Requirement: A verbatim copy of the records is required, with all pictures left out.

Dataset entries:

^^^^^^^^

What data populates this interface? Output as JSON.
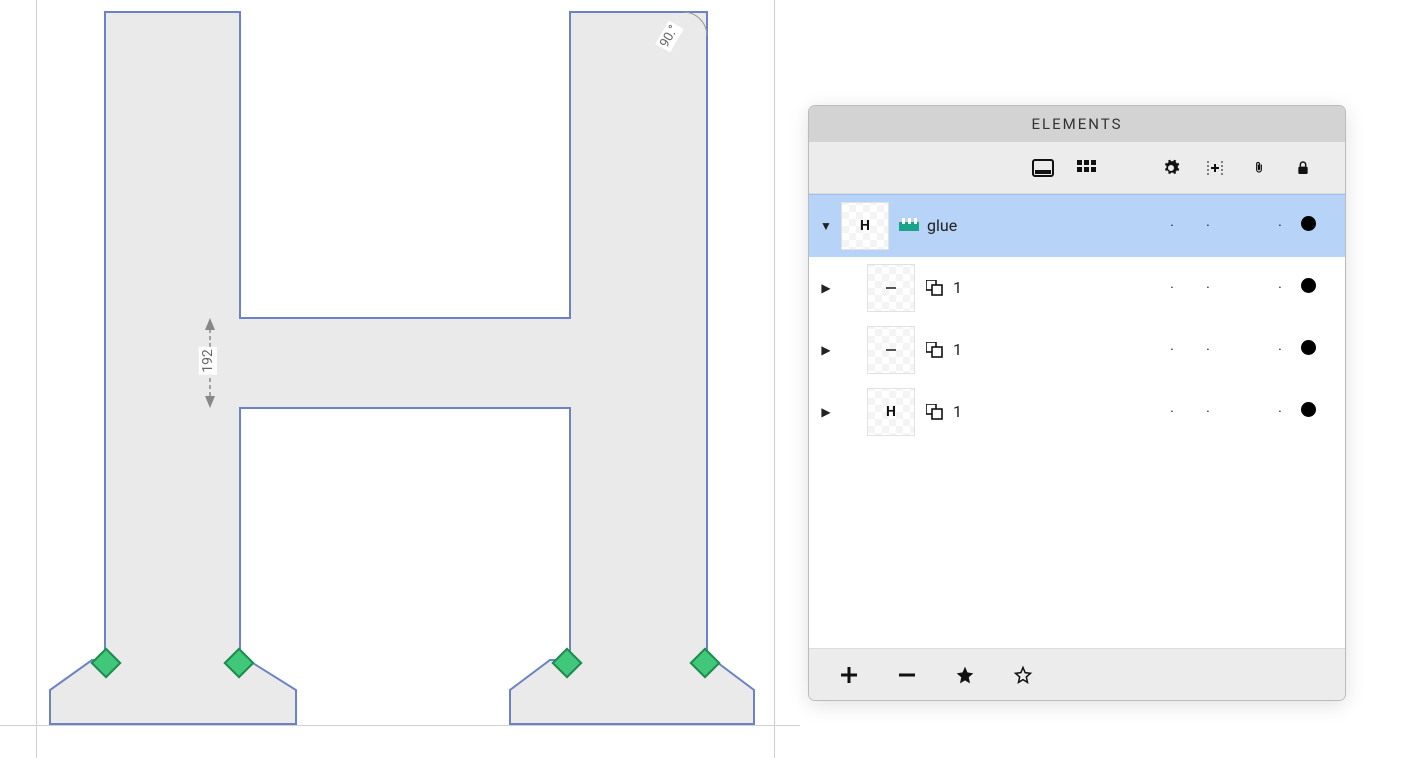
{
  "canvas": {
    "angle_annotation": "90.°",
    "dimension_annotation": "192"
  },
  "panel": {
    "title": "ELEMENTS",
    "rows": [
      {
        "expanded": true,
        "depth": 0,
        "thumb": "H",
        "type": "glue",
        "label": "glue",
        "dots": [
          "·",
          "·",
          "·"
        ],
        "filled": true
      },
      {
        "expanded": false,
        "depth": 1,
        "thumb": "dash",
        "type": "group",
        "label": "1",
        "dots": [
          "·",
          "·",
          "·"
        ],
        "filled": true
      },
      {
        "expanded": false,
        "depth": 1,
        "thumb": "dash",
        "type": "group",
        "label": "1",
        "dots": [
          "·",
          "·",
          "·"
        ],
        "filled": true
      },
      {
        "expanded": false,
        "depth": 1,
        "thumb": "H",
        "type": "group",
        "label": "1",
        "dots": [
          "·",
          "·",
          "·"
        ],
        "filled": true
      }
    ],
    "selected_index": 0
  }
}
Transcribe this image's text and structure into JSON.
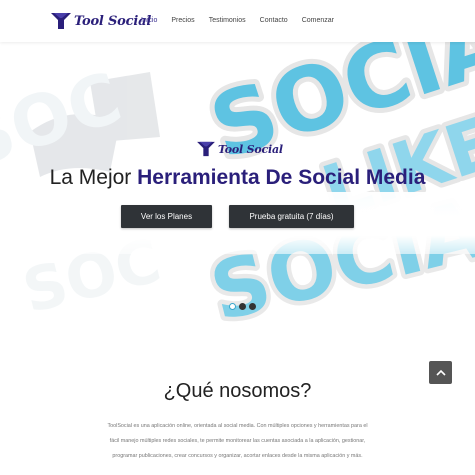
{
  "brand": {
    "name": "Tool Social",
    "color": "#2a1f7a"
  },
  "nav": {
    "items": [
      {
        "label": "Inicio"
      },
      {
        "label": "Precios"
      },
      {
        "label": "Testimonios"
      },
      {
        "label": "Contacto"
      },
      {
        "label": "Comenzar"
      }
    ]
  },
  "hero": {
    "logo_text": "Tool Social",
    "title_prefix": "La Mejor ",
    "title_strong": "Herramienta De Social Media",
    "buttons": {
      "plans_label": "Ver los Planes",
      "trial_label": "Prueba gratuita (7 días)"
    },
    "carousel": {
      "slide_count": 3,
      "active_index": 0
    },
    "accent_color": "#49b8d8"
  },
  "about": {
    "title": "¿Qué nosomos?",
    "lines": [
      "ToolSocial es una aplicación online, orientada al social media. Con múltiples opciones y herramientas para el",
      "fácil manejo múltiples redes sociales, te permite monitorear las cuentas asociada a la aplicación, gestionar,",
      "programar publicaciones, crear concursos y organizar, acortar enlaces desde la misma aplicación y más."
    ]
  },
  "icons": {
    "logo": "funnel-logo-icon",
    "scroll_top": "chevron-up-icon"
  }
}
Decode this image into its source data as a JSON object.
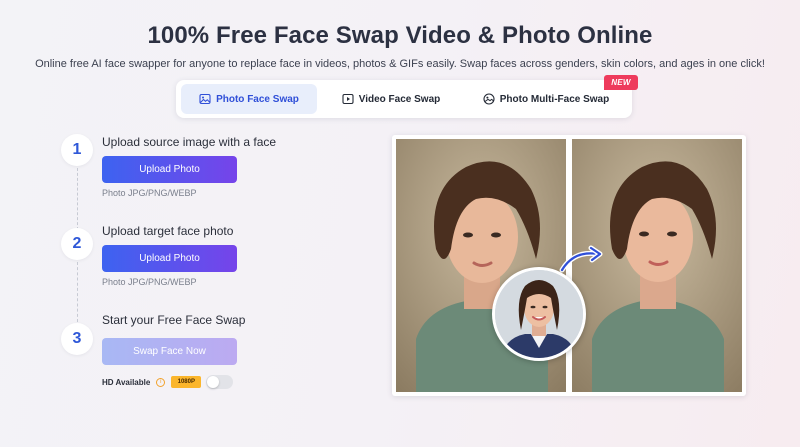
{
  "header": {
    "title": "100% Free Face Swap Video & Photo Online",
    "subtitle": "Online free AI face swapper for anyone to replace face in videos, photos & GIFs easily. Swap faces across genders, skin colors, and ages in one click!"
  },
  "tabs": [
    {
      "label": "Photo Face Swap",
      "icon": "image-icon",
      "active": true
    },
    {
      "label": "Video Face Swap",
      "icon": "video-icon",
      "active": false
    },
    {
      "label": "Photo Multi-Face Swap",
      "icon": "multi-image-icon",
      "active": false,
      "badge": "NEW"
    }
  ],
  "steps": [
    {
      "number": "1",
      "title": "Upload source image with a face",
      "button": "Upload Photo",
      "hint": "Photo JPG/PNG/WEBP"
    },
    {
      "number": "2",
      "title": "Upload target face photo",
      "button": "Upload Photo",
      "hint": "Photo JPG/PNG/WEBP"
    },
    {
      "number": "3",
      "title": "Start your Free Face Swap",
      "button": "Swap Face Now"
    }
  ],
  "hd": {
    "label": "HD Available",
    "badge": "1080P",
    "enabled": false
  },
  "colors": {
    "accent_start": "#3d63f0",
    "accent_end": "#7644ea",
    "step_number": "#2f58d8",
    "new_badge": "#ee3b5c",
    "hd_badge": "#fbb62c",
    "active_tab_bg": "#e8eefb"
  }
}
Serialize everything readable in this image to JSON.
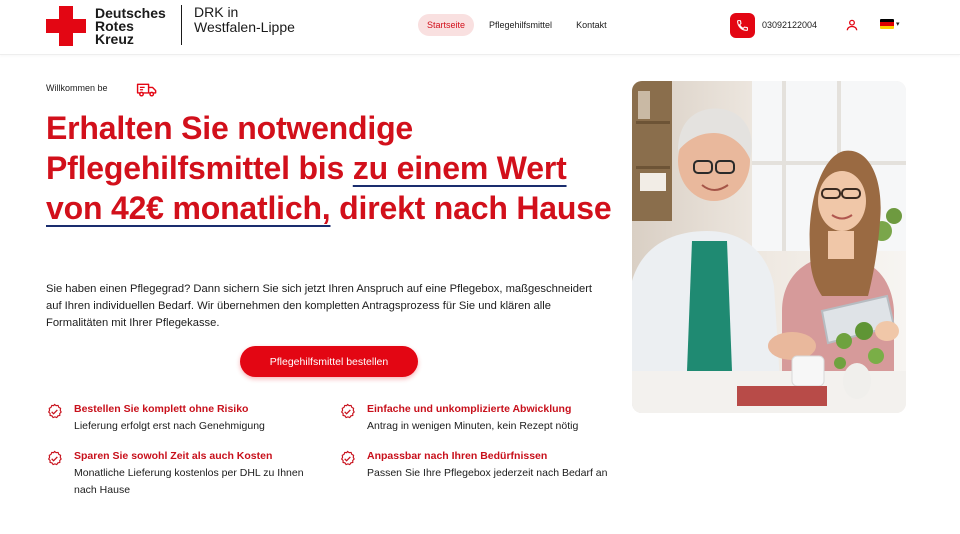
{
  "brand": {
    "logo_line1": "Deutsches",
    "logo_line2": "Rotes",
    "logo_line3": "Kreuz",
    "sub_line1": "DRK in",
    "sub_line2": "Westfalen-Lippe",
    "red": "#e30613"
  },
  "nav": {
    "items": [
      {
        "label": "Startseite",
        "active": true
      },
      {
        "label": "Pflegehilfsmittel",
        "active": false
      },
      {
        "label": "Kontakt",
        "active": false
      }
    ]
  },
  "contact": {
    "phone": "03092122004",
    "phone_icon": "phone-icon",
    "user_icon": "user-icon",
    "language_flag": "flag-de-icon"
  },
  "hero": {
    "welcome": "Willkommen be",
    "headline_part1": "Erhalten Sie notwendige Pflegehilfsmittel bis ",
    "headline_underlined": "zu einem Wert von 42€ monatlich,",
    "headline_part2": " direkt nach Hause",
    "intro": "Sie haben einen Pflegegrad? Dann sichern Sie sich jetzt Ihren Anspruch auf eine Pflegebox, maßgeschneidert auf Ihren individuellen Bedarf. Wir übernehmen den kompletten Antragsprozess für Sie und klären alle Formalitäten mit Ihrer Pflegekasse.",
    "cta_label": "Pflegehilfsmittel bestellen"
  },
  "features": [
    {
      "title": "Bestellen Sie komplett ohne Risiko",
      "desc": "Lieferung erfolgt erst nach Genehmigung"
    },
    {
      "title": "Einfache und unkomplizierte Abwicklung",
      "desc": "Antrag in wenigen Minuten, kein Rezept nötig"
    },
    {
      "title": "Sparen Sie sowohl Zeit als auch Kosten",
      "desc": "Monatliche Lieferung kostenlos per DHL zu Ihnen nach Hause"
    },
    {
      "title": "Anpassbar nach Ihren Bedürfnissen",
      "desc": "Passen Sie Ihre Pflegebox jederzeit nach Bedarf an"
    }
  ]
}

^^^^^^^^

Expected output:
What data populates this interface? Output as JSON.
{
  "canvas": {
    "angle_annotation": "90.°",
    "dimension_annotation": "192"
  },
  "panel": {
    "title": "ELEMENTS",
    "rows": [
      {
        "expanded": true,
        "depth": 0,
        "thumb": "H",
        "type": "glue",
        "label": "glue",
        "dots": [
          "·",
          "·",
          "·"
        ],
        "filled": true
      },
      {
        "expanded": false,
        "depth": 1,
        "thumb": "dash",
        "type": "group",
        "label": "1",
        "dots": [
          "·",
          "·",
          "·"
        ],
        "filled": true
      },
      {
        "expanded": false,
        "depth": 1,
        "thumb": "dash",
        "type": "group",
        "label": "1",
        "dots": [
          "·",
          "·",
          "·"
        ],
        "filled": true
      },
      {
        "expanded": false,
        "depth": 1,
        "thumb": "H",
        "type": "group",
        "label": "1",
        "dots": [
          "·",
          "·",
          "·"
        ],
        "filled": true
      }
    ],
    "selected_index": 0
  }
}
Transcribe this image's text and structure into JSON.
{
  "brand": {
    "name": "Tool Social",
    "color": "#2a1f7a"
  },
  "nav": {
    "items": [
      {
        "label": "Inicio"
      },
      {
        "label": "Precios"
      },
      {
        "label": "Testimonios"
      },
      {
        "label": "Contacto"
      },
      {
        "label": "Comenzar"
      }
    ]
  },
  "hero": {
    "logo_text": "Tool Social",
    "title_prefix": "La Mejor ",
    "title_strong": "Herramienta De Social Media",
    "buttons": {
      "plans_label": "Ver los Planes",
      "trial_label": "Prueba gratuita (7 días)"
    },
    "carousel": {
      "slide_count": 3,
      "active_index": 0
    },
    "accent_color": "#49b8d8"
  },
  "about": {
    "title": "¿Qué nosomos?",
    "lines": [
      "ToolSocial es una aplicación online, orientada al social media. Con múltiples opciones y herramientas para el",
      "fácil manejo múltiples redes sociales, te permite monitorear las cuentas asociada a la aplicación, gestionar,",
      "programar publicaciones, crear concursos y organizar, acortar enlaces desde la misma aplicación y más."
    ]
  },
  "icons": {
    "logo": "funnel-logo-icon",
    "scroll_top": "chevron-up-icon"
  }
}
Decode this image into its source data as a JSON object.
{
  "header": {
    "title": "100% Free Face Swap Video & Photo Online",
    "subtitle": "Online free AI face swapper for anyone to replace face in videos, photos & GIFs easily. Swap faces across genders, skin colors, and ages in one click!"
  },
  "tabs": [
    {
      "label": "Photo Face Swap",
      "icon": "image-icon",
      "active": true
    },
    {
      "label": "Video Face Swap",
      "icon": "video-icon",
      "active": false
    },
    {
      "label": "Photo Multi-Face Swap",
      "icon": "multi-image-icon",
      "active": false,
      "badge": "NEW"
    }
  ],
  "steps": [
    {
      "number": "1",
      "title": "Upload source image with a face",
      "button": "Upload Photo",
      "hint": "Photo JPG/PNG/WEBP"
    },
    {
      "number": "2",
      "title": "Upload target face photo",
      "button": "Upload Photo",
      "hint": "Photo JPG/PNG/WEBP"
    },
    {
      "number": "3",
      "title": "Start your Free Face Swap",
      "button": "Swap Face Now"
    }
  ],
  "hd": {
    "label": "HD Available",
    "badge": "1080P",
    "enabled": false
  },
  "colors": {
    "accent_start": "#3d63f0",
    "accent_end": "#7644ea",
    "step_number": "#2f58d8",
    "new_badge": "#ee3b5c",
    "hd_badge": "#fbb62c",
    "active_tab_bg": "#e8eefb"
  }
}
Serialize everything readable in this image to JSON.
{
  "brand": {
    "logo_line1": "Deutsches",
    "logo_line2": "Rotes",
    "logo_line3": "Kreuz",
    "sub_line1": "DRK in",
    "sub_line2": "Westfalen-Lippe",
    "red": "#e30613"
  },
  "nav": {
    "items": [
      {
        "label": "Startseite",
        "active": true
      },
      {
        "label": "Pflegehilfsmittel",
        "active": false
      },
      {
        "label": "Kontakt",
        "active": false
      }
    ]
  },
  "contact": {
    "phone": "03092122004",
    "phone_icon": "phone-icon",
    "user_icon": "user-icon",
    "language_flag": "flag-de-icon"
  },
  "hero": {
    "welcome": "Willkommen be",
    "headline_part1": "Erhalten Sie notwendige Pflegehilfsmittel bis ",
    "headline_underlined": "zu einem Wert von 42€ monatlich,",
    "headline_part2": " direkt nach Hause",
    "intro": "Sie haben einen Pflegegrad? Dann sichern Sie sich jetzt Ihren Anspruch auf eine Pflegebox, maßgeschneidert auf Ihren individuellen Bedarf. Wir übernehmen den kompletten Antragsprozess für Sie und klären alle Formalitäten mit Ihrer Pflegekasse.",
    "cta_label": "Pflegehilfsmittel bestellen"
  },
  "features": [
    {
      "title": "Bestellen Sie komplett ohne Risiko",
      "desc": "Lieferung erfolgt erst nach Genehmigung"
    },
    {
      "title": "Einfache und unkomplizierte Abwicklung",
      "desc": "Antrag in wenigen Minuten, kein Rezept nötig"
    },
    {
      "title": "Sparen Sie sowohl Zeit als auch Kosten",
      "desc": "Monatliche Lieferung kostenlos per DHL zu Ihnen nach Hause"
    },
    {
      "title": "Anpassbar nach Ihren Bedürfnissen",
      "desc": "Passen Sie Ihre Pflegebox jederzeit nach Bedarf an"
    }
  ]
}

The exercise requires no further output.